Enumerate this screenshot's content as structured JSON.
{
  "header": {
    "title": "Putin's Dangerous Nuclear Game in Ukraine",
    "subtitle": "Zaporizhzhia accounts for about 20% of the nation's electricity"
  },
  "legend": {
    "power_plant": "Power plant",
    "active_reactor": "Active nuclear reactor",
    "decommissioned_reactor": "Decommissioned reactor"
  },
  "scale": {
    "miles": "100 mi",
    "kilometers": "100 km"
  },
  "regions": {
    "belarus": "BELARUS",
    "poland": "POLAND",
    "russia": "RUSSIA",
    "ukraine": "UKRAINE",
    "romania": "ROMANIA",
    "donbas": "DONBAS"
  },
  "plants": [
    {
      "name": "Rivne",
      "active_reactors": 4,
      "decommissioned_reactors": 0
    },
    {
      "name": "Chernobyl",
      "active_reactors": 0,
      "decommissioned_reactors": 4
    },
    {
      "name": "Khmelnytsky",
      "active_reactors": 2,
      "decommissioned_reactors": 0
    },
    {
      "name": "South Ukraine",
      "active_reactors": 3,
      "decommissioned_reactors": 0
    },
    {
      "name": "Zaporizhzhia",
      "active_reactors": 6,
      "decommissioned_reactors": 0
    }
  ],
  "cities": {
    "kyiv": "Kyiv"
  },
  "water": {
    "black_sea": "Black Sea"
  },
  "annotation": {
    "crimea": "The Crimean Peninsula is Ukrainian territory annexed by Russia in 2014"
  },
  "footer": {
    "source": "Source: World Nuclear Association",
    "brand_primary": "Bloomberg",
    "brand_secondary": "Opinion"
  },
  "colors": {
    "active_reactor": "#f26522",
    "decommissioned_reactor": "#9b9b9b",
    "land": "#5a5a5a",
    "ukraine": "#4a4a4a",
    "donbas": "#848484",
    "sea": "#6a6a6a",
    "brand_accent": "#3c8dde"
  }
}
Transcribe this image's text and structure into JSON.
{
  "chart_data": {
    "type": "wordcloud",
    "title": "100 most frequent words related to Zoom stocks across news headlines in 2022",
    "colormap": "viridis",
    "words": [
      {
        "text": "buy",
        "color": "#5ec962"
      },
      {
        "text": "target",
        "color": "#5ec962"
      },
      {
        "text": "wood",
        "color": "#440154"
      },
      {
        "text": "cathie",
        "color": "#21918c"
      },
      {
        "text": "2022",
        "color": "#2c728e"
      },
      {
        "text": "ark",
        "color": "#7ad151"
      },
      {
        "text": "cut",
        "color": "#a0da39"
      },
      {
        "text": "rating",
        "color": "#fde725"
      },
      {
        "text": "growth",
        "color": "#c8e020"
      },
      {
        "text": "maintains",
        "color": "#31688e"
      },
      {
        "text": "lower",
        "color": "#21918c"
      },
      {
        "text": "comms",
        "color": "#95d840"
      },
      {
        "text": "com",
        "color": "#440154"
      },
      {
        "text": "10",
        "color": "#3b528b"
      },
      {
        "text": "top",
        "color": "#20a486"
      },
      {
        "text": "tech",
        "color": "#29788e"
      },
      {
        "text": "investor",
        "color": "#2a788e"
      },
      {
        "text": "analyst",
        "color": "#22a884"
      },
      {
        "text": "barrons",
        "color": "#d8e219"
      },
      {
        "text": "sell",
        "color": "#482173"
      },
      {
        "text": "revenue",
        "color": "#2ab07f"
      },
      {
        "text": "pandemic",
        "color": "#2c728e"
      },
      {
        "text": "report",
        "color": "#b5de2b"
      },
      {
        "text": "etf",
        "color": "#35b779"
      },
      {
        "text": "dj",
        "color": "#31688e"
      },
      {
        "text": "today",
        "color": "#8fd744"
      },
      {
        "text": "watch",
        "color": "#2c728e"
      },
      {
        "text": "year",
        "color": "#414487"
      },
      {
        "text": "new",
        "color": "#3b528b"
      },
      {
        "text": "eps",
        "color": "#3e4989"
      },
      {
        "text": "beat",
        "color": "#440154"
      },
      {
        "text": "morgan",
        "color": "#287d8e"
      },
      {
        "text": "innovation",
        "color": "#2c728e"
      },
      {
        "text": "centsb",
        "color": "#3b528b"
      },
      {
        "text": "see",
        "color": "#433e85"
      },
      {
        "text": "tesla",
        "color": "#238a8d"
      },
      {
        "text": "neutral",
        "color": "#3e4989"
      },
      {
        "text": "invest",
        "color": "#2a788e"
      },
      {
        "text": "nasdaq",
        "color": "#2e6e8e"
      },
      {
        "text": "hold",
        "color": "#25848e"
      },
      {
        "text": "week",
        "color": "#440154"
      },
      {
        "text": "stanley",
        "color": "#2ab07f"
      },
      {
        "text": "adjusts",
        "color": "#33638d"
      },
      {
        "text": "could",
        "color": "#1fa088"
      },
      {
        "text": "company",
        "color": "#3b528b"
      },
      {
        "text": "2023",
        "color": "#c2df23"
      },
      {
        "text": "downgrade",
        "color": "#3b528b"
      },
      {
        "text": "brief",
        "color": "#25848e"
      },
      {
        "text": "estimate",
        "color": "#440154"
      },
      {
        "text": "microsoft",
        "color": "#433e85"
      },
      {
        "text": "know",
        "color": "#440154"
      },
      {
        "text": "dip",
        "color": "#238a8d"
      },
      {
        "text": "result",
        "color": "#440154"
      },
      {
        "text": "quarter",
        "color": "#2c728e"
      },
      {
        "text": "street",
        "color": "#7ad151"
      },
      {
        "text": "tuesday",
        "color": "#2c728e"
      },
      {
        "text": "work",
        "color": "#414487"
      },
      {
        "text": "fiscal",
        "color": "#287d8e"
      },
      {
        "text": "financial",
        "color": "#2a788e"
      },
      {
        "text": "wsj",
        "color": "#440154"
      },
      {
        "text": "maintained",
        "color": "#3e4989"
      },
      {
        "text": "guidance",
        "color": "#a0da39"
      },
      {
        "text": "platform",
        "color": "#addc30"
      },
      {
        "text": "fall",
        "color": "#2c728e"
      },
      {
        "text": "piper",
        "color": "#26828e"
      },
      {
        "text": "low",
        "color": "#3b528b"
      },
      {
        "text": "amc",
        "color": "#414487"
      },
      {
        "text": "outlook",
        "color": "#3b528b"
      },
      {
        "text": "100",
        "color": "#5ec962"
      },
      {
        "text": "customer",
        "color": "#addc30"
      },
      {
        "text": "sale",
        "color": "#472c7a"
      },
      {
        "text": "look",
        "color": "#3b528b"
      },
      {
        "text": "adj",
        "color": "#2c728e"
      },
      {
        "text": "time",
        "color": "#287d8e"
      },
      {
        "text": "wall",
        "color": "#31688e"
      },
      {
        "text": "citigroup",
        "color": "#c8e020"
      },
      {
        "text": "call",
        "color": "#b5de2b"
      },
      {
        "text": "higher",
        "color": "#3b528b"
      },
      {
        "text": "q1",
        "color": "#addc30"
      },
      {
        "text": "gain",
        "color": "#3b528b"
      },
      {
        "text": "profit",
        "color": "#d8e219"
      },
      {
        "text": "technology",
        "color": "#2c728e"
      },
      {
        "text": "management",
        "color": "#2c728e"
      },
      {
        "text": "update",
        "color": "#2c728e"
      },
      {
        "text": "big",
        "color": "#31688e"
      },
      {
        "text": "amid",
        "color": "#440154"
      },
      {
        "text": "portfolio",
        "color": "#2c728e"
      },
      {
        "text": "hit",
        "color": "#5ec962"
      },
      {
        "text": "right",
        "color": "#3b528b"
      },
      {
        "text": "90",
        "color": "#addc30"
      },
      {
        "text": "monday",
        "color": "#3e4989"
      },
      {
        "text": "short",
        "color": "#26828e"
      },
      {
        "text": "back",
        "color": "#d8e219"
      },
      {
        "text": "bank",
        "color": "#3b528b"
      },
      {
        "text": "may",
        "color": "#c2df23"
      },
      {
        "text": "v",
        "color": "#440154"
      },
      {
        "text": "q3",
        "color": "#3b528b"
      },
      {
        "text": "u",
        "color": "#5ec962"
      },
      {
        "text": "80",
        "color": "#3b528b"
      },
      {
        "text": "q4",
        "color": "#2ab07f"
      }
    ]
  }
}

....

• What is asked
Note how many lines of the material contain the string "name". Then report that number by itself.

• Solution
5